### AVAILABLE DATA ###

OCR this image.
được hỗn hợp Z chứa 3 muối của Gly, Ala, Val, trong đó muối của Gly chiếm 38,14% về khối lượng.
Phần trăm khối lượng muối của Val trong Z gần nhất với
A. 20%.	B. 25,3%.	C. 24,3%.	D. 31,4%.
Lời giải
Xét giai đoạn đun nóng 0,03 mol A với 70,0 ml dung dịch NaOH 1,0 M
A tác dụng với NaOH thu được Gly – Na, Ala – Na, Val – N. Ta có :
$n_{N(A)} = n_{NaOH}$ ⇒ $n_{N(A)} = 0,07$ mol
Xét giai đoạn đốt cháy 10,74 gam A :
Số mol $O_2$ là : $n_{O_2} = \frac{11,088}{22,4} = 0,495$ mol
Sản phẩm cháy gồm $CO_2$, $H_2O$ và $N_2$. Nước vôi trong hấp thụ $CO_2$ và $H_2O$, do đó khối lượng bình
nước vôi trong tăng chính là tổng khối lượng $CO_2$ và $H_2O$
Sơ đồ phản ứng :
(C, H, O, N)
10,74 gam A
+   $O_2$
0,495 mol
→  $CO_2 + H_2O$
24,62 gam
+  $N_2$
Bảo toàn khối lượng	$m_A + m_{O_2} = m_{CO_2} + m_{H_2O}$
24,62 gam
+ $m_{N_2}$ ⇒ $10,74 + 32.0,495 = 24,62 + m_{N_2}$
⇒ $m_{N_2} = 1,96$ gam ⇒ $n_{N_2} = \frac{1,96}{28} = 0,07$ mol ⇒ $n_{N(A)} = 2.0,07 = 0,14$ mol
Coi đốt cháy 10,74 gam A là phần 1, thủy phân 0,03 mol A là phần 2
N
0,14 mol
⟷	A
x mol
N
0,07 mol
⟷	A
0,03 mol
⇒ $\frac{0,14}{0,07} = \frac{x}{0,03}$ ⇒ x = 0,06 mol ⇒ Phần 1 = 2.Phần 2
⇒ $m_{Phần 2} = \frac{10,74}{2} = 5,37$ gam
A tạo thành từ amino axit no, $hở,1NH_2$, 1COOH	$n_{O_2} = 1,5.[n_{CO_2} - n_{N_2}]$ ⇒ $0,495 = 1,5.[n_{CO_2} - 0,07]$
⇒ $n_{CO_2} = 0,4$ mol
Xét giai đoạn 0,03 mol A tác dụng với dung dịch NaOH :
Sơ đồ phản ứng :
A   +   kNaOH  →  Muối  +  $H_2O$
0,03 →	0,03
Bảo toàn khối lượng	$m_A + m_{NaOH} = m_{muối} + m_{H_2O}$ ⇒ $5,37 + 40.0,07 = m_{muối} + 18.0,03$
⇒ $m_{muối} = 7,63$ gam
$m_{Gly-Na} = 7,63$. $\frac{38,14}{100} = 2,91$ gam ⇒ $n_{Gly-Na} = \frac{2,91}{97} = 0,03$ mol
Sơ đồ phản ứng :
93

###

WHAT THE TASK ASKS :: Your task is to collect every line above that contains the word "cháy".

OUTPUT BELOW ::
Xét giai đoạn đốt cháy 10,74 gam A :
Sản phẩm cháy gồm $CO_2$, $H_2O$ và $N_2$. Nước vôi trong hấp thụ $CO_2$ và $H_2O$, do đó khối lượng bình
Coi đốt cháy 10,74 gam A là phần 1, thủy phân 0,03 mol A là phần 2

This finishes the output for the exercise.